As I told in the former message this is not a prediction, at least not
yet. This is a potential scenarion if the possitive signs that we have
seen in January 2009 consolidate.

If consolidated, this relief would help all economies. But also, as I
told in that message, this scenario would not apply in full to some
economies that, beside the global crisis, have their own local crisis
such as some in Europe -UK, Iceland due to financial crisis or Eastern
Europe, Ireland and Spain due to construction crisis-, USA due to
fiscal, structural and financial crisis, and some commodity producers
with large population which budgets lie above 30% or 40% on commodity
exports such as Russia, Iran, Venezuela, and others. Also, some
countries such as China are using this crisis to change its
development model, that change could be finished within 2009 or not,
if not probably the first half of 2010 would be hard yet. Also, we
should not expect that India leaves this crisis too soon as it depends
too closely on developed economies and it is not changing its
development model. In my opinion, the areas where we will see more
clear this rebound in 2010 will be Japan, SKorea, Latinamerica (except
Venezuela and Ecuador), Africa, Middle East (except Iran and Iraq)
and ASEAN (except Malaysia). I can forget some large commodity
producers.

§ §

*Stated problem 1*
Print the passage from the economic outlook text starting with "As I told in" and going on through "January 2009 consolidate.".
*Stated problem 2*
From the economic outlook text, list the areas where the writer expects the rebound to be clearest in 2010, leaving out the exceptions given in parentheses.

*Stored records*

§ §

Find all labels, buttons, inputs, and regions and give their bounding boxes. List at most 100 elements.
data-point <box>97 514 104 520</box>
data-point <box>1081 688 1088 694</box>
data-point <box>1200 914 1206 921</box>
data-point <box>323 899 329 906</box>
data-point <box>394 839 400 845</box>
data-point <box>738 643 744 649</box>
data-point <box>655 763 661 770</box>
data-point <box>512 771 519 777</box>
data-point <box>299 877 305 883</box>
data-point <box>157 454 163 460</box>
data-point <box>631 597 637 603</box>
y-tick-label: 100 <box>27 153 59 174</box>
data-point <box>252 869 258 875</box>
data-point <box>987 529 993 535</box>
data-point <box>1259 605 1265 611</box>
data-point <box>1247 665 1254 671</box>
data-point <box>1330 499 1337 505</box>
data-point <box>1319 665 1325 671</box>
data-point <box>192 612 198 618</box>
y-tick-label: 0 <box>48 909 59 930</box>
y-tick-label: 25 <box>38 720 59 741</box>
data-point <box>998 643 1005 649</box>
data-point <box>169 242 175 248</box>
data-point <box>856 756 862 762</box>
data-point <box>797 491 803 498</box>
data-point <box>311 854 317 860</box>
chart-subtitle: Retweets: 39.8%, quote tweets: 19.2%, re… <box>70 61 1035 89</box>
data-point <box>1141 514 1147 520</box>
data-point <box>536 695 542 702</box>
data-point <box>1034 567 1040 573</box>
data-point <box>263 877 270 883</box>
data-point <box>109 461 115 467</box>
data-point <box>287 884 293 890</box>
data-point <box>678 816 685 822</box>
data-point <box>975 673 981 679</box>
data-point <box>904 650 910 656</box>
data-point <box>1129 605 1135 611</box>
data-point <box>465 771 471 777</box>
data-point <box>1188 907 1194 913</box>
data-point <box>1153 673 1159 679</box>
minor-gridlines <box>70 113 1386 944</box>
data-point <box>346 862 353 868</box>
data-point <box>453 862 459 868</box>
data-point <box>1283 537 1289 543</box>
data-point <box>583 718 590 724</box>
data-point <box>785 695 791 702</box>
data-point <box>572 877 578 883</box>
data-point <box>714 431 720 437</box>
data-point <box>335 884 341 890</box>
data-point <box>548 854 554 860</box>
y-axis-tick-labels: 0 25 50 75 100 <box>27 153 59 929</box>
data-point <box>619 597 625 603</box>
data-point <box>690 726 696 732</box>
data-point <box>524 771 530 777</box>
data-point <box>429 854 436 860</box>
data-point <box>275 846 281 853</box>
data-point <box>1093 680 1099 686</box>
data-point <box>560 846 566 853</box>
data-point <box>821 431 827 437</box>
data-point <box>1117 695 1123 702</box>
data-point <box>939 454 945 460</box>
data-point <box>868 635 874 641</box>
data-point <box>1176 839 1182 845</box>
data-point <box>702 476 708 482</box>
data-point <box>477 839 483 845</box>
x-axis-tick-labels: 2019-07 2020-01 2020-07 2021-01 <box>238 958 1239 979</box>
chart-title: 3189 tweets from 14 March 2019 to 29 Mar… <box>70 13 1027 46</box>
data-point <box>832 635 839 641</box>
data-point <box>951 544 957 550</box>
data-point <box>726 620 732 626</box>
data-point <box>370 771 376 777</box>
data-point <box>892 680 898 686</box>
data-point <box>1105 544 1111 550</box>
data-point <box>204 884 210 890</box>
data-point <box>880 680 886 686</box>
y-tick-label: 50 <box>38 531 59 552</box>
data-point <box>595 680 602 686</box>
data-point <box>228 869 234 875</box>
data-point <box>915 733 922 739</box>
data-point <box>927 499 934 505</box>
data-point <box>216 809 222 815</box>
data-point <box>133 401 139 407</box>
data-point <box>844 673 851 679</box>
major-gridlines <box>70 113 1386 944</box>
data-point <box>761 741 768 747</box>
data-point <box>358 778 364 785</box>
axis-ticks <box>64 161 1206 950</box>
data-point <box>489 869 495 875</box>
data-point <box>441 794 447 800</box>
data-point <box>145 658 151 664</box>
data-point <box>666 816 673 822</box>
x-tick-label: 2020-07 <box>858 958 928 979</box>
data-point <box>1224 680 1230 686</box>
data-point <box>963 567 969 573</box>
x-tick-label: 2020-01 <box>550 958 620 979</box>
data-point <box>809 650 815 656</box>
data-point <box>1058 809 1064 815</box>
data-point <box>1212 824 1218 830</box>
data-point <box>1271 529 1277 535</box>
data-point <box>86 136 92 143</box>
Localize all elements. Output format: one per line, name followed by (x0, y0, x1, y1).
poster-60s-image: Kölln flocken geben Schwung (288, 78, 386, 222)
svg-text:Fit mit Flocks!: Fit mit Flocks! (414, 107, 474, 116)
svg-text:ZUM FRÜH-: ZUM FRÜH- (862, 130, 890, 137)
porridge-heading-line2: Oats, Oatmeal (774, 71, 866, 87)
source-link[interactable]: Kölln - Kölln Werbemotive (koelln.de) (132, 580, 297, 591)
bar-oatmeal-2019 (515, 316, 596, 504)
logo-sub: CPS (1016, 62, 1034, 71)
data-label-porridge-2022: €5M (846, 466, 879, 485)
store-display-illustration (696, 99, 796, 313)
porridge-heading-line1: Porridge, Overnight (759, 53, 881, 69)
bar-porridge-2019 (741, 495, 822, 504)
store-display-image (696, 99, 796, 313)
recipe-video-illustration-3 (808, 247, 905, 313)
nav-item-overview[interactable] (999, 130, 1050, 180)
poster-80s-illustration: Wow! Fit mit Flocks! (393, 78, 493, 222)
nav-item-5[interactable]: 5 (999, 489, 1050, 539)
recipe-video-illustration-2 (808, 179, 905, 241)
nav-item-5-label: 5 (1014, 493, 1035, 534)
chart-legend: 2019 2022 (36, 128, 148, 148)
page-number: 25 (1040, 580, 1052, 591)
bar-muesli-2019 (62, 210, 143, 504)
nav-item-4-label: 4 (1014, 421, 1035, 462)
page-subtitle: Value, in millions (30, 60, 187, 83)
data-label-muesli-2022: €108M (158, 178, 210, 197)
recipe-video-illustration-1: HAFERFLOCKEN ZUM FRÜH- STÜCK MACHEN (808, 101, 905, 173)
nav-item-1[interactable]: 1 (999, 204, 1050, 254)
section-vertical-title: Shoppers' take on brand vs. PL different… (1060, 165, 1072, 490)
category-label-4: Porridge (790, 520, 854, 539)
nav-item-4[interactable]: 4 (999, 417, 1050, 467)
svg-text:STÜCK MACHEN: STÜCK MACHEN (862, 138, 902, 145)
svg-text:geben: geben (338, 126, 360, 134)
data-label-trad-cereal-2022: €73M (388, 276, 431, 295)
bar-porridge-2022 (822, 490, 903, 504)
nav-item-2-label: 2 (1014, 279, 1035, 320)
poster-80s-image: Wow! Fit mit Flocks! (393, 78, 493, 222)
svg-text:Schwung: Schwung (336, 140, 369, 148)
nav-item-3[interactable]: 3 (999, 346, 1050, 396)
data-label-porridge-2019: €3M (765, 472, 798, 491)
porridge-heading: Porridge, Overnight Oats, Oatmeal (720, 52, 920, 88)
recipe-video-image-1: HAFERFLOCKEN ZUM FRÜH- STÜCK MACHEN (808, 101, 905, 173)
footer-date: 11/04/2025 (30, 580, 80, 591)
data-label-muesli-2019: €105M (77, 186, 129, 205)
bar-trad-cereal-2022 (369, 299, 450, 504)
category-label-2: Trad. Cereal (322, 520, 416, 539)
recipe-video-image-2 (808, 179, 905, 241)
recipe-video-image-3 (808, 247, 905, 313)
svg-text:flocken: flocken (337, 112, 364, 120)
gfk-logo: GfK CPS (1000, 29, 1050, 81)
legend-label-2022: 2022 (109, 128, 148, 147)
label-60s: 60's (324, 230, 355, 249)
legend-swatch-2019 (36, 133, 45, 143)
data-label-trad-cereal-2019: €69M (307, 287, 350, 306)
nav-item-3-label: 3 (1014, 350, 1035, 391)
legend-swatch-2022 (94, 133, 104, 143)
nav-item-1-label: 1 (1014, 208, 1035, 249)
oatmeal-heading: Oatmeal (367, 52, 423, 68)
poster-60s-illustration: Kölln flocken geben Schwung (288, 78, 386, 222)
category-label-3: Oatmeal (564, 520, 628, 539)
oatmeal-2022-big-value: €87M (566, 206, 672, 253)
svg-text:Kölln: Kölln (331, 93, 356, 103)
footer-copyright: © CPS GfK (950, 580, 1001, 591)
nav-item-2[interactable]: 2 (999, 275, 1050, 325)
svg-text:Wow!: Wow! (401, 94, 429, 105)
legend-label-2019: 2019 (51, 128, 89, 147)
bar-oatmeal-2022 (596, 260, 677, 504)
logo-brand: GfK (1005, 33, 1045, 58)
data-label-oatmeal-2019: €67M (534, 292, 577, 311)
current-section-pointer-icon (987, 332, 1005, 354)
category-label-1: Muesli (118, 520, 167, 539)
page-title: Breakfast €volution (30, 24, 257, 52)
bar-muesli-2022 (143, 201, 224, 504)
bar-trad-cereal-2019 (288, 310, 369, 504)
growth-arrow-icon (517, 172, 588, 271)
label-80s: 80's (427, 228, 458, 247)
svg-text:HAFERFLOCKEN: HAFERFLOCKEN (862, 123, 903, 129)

§ §

*Exercise answer 1*
As I told in the former message this is not a prediction, at least not
yet. This is a potential scenarion if the possitive signs that we have
seen in January 2009 consolidate.

*Exercise answer 2*
Japan
SKorea
Latinamerica
Africa
Middle East
ASEAN